(Extracted records)

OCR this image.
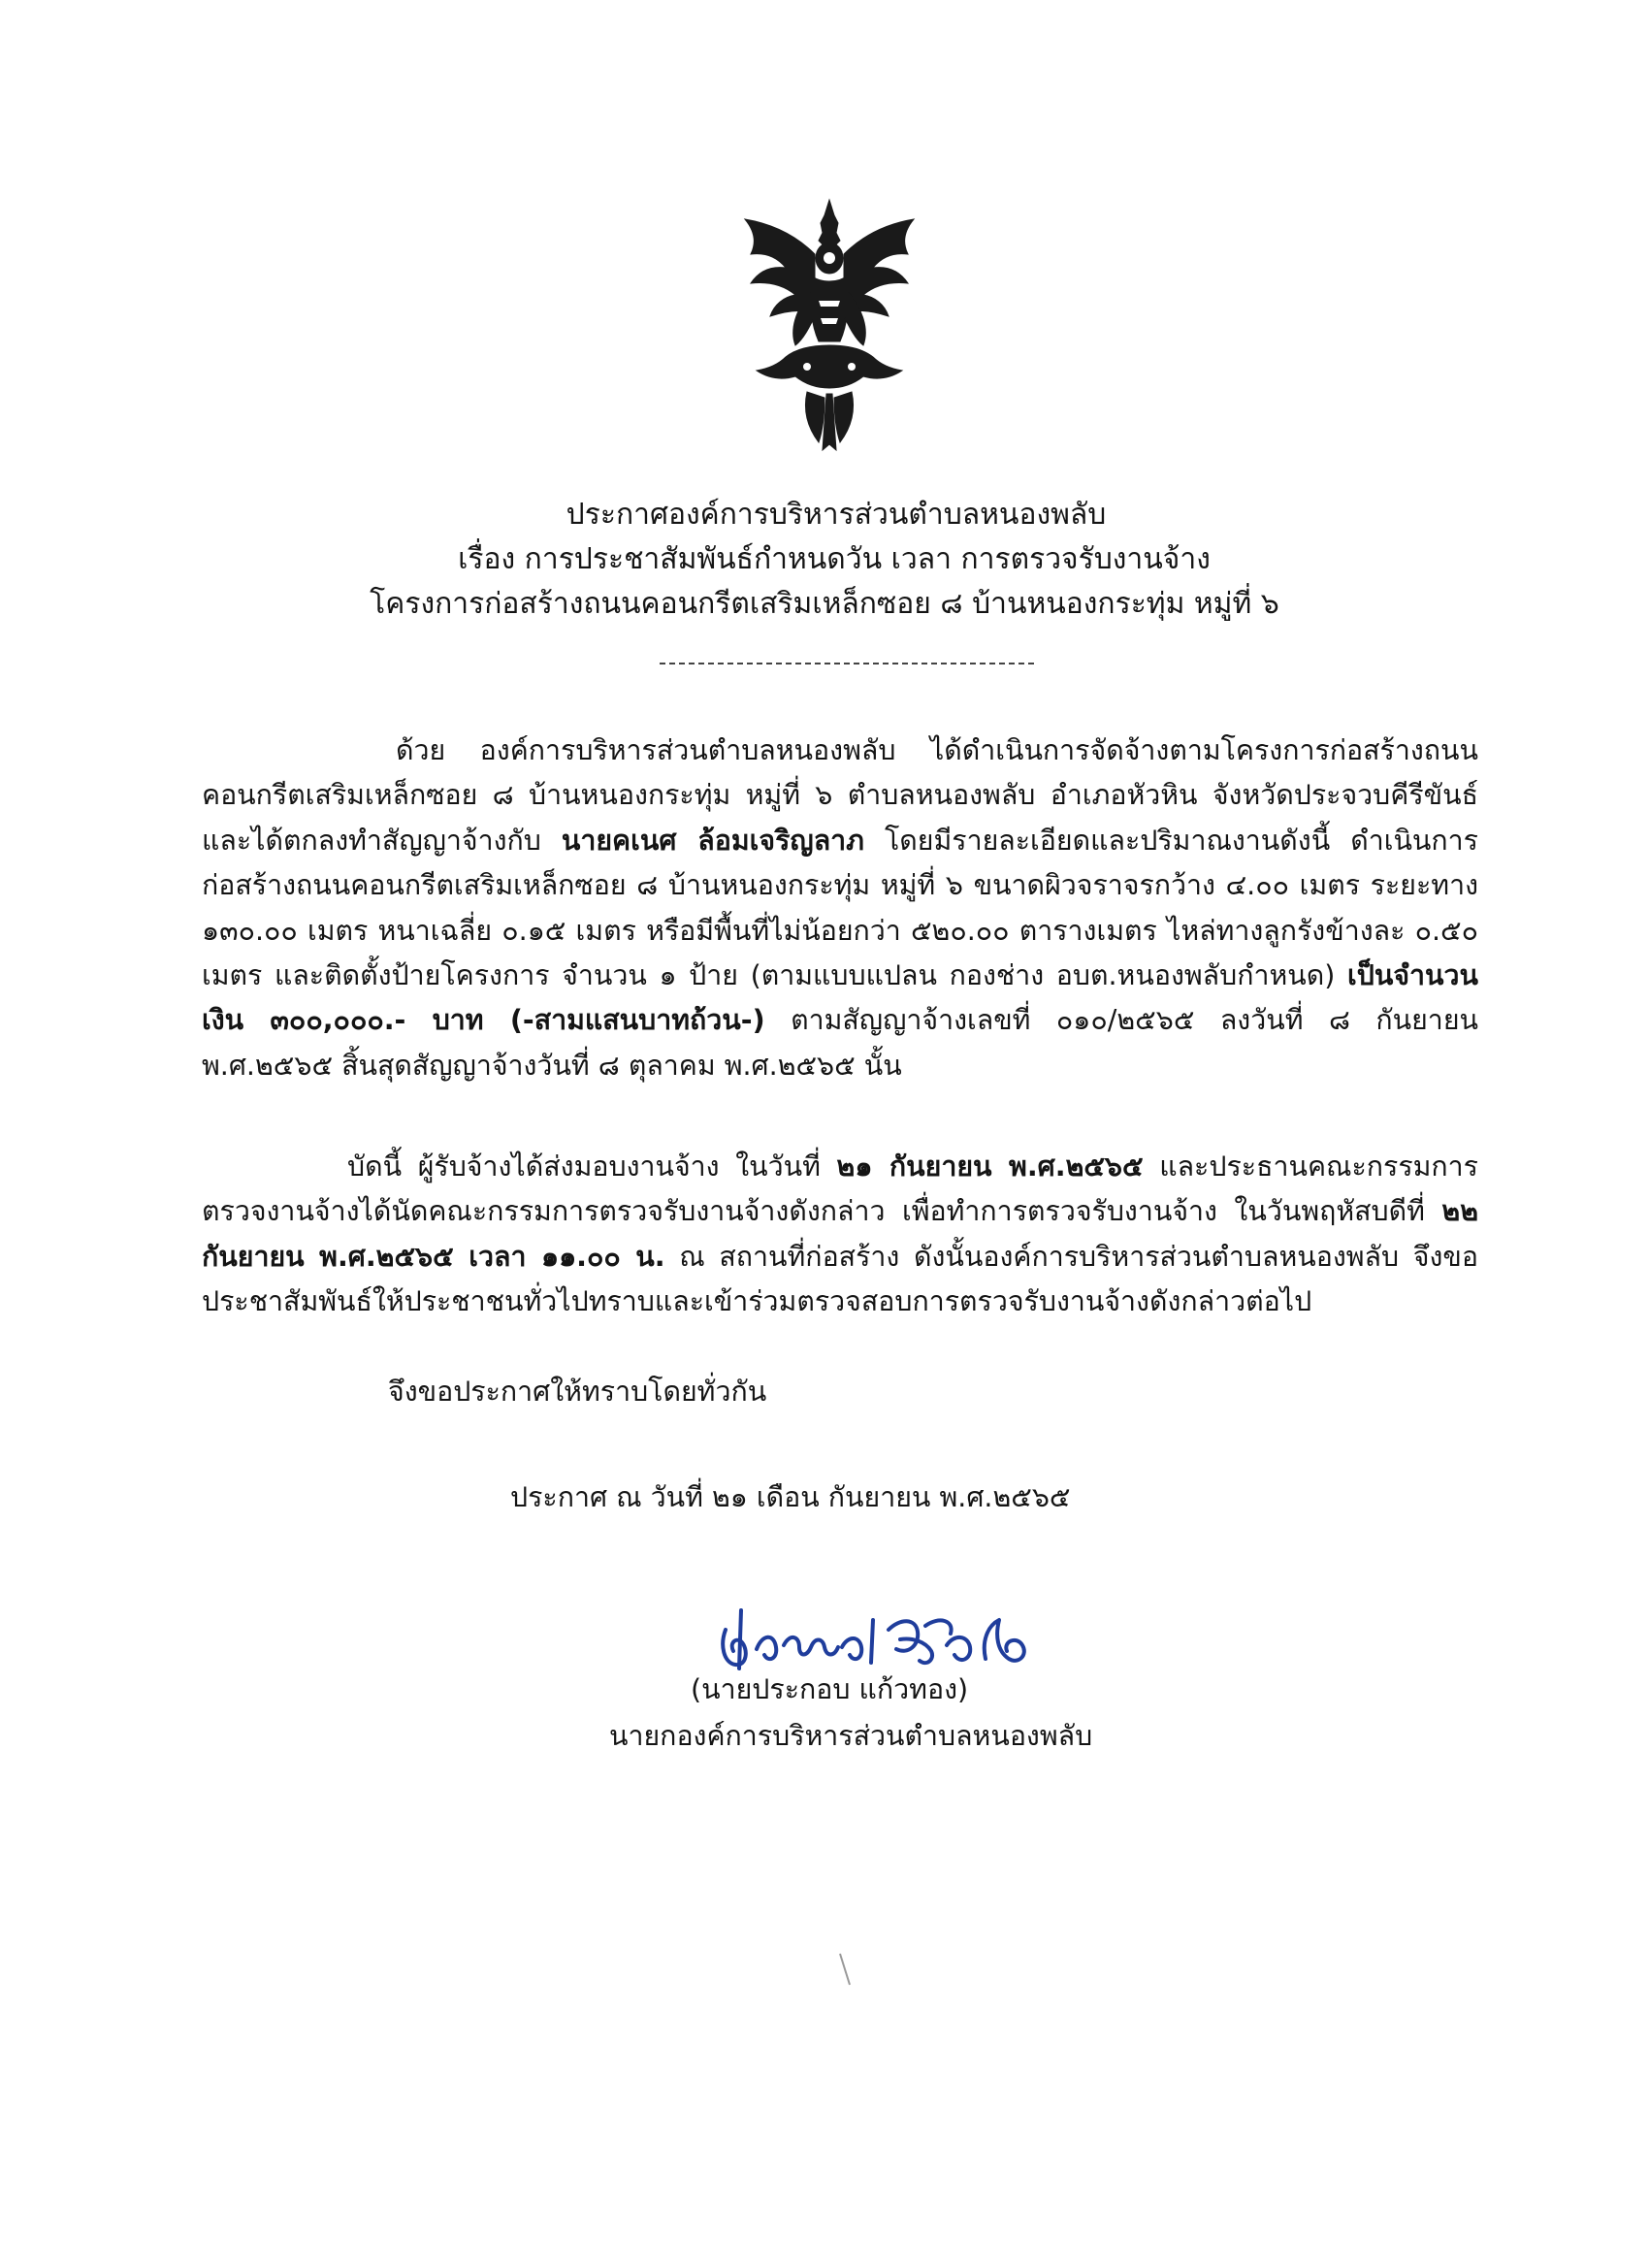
ประกาศองค์การบริหารส่วนตำบลหนองพลับ
เรื่อง การประชาสัมพันธ์กำหนดวัน เวลา การตรวจรับงานจ้าง
โครงการก่อสร้างถนนคอนกรีตเสริมเหล็กซอย ๘ บ้านหนองกระทุ่ม หมู่ที่ ๖
ด้วย องค์การบริหารส่วนตำบลหนองพลับ ได้ดำเนินการจัดจ้างตามโครงการก่อสร้างถนนคอนกรีตเสริมเหล็กซอย ๘ บ้านหนองกระทุ่ม หมู่ที่ ๖ ตำบลหนองพลับ อำเภอหัวหิน จังหวัดประจวบคีรีขันธ์ และได้ตกลงทำสัญญาจ้างกับ นายคเนศ ล้อมเจริญลาภ โดยมีรายละเอียดและปริมาณงานดังนี้ ดำเนินการก่อสร้างถนนคอนกรีตเสริมเหล็กซอย ๘ บ้านหนองกระทุ่ม หมู่ที่ ๖ ขนาดผิวจราจรกว้าง ๔.๐๐ เมตร ระยะทาง ๑๓๐.๐๐ เมตร หนาเฉลี่ย ๐.๑๕ เมตร หรือมีพื้นที่ไม่น้อยกว่า ๕๒๐.๐๐ ตารางเมตร ไหล่ทางลูกรังข้างละ ๐.๕๐ เมตร และติดตั้งป้ายโครงการ จำนวน ๑ ป้าย (ตามแบบแปลน กองช่าง อบต.หนองพลับกำหนด) เป็นจำนวนเงิน ๓๐๐,๐๐๐.- บาท (-สามแสนบาทถ้วน-) ตามสัญญาจ้างเลขที่ ๐๑๐/๒๕๖๕ ลงวันที่ ๘ กันยายน พ.ศ.๒๕๖๕ สิ้นสุดสัญญาจ้างวันที่ ๘ ตุลาคม พ.ศ.๒๕๖๕ นั้น
บัดนี้ ผู้รับจ้างได้ส่งมอบงานจ้าง ในวันที่ ๒๑ กันยายน พ.ศ.๒๕๖๕ และประธานคณะกรรมการตรวจงานจ้างได้นัดคณะกรรมการตรวจรับงานจ้างดังกล่าว เพื่อทำการตรวจรับงานจ้าง ในวันพฤหัสบดีที่ ๒๒ กันยายน พ.ศ.๒๕๖๕ เวลา ๑๑.๐๐ น. ณ สถานที่ก่อสร้าง ดังนั้นองค์การบริหารส่วนตำบลหนองพลับ จึงขอประชาสัมพันธ์ให้ประชาชนทั่วไปทราบและเข้าร่วมตรวจสอบการตรวจรับงานจ้างดังกล่าวต่อไป
จึงขอประกาศให้ทราบโดยทั่วกัน
ประกาศ ณ วันที่ ๒๑ เดือน กันยายน พ.ศ.๒๕๖๕
(นายประกอบ แก้วทอง)
นายกองค์การบริหารส่วนตำบลหนองพลับ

WORK INSTRUCTIONS: Select every line in the records above that contains the word "างถนนคอนกร".

SOLUTION TO THIS EXERCISE:
โครงการก่อสร้างถนนคอนกรีตเสริมเหล็กซอย ๘ บ้านหนองกระทุ่ม หมู่ที่ ๖
ด้วย องค์การบริหารส่วนตำบลหนองพลับ ได้ดำเนินการจัดจ้างตามโครงการก่อสร้างถนนคอนกรีตเสริมเหล็กซอย ๘ บ้านหนองกระทุ่ม หมู่ที่ ๖ ตำบลหนองพลับ อำเภอหัวหิน จังหวัดประจวบคีรีขันธ์ และได้ตกลงทำสัญญาจ้างกับ นายคเนศ ล้อมเจริญลาภ โดยมีรายละเอียดและปริมาณงานดังนี้ ดำเนินการก่อสร้างถนนคอนกรีตเสริมเหล็กซอย ๘ บ้านหนองกระทุ่ม หมู่ที่ ๖ ขนาดผิวจราจรกว้าง ๔.๐๐ เมตร ระยะทาง ๑๓๐.๐๐ เมตร หนาเฉลี่ย ๐.๑๕ เมตร หรือมีพื้นที่ไม่น้อยกว่า ๕๒๐.๐๐ ตารางเมตร ไหล่ทางลูกรังข้างละ ๐.๕๐ เมตร และติดตั้งป้ายโครงการ จำนวน ๑ ป้าย (ตามแบบแปลน กองช่าง อบต.หนองพลับกำหนด) เป็นจำนวนเงิน ๓๐๐,๐๐๐.- บาท (-สามแสนบาทถ้วน-) ตามสัญญาจ้างเลขที่ ๐๑๐/๒๕๖๕ ลงวันที่ ๘ กันยายน พ.ศ.๒๕๖๕ สิ้นสุดสัญญาจ้างวันที่ ๘ ตุลาคม พ.ศ.๒๕๖๕ นั้น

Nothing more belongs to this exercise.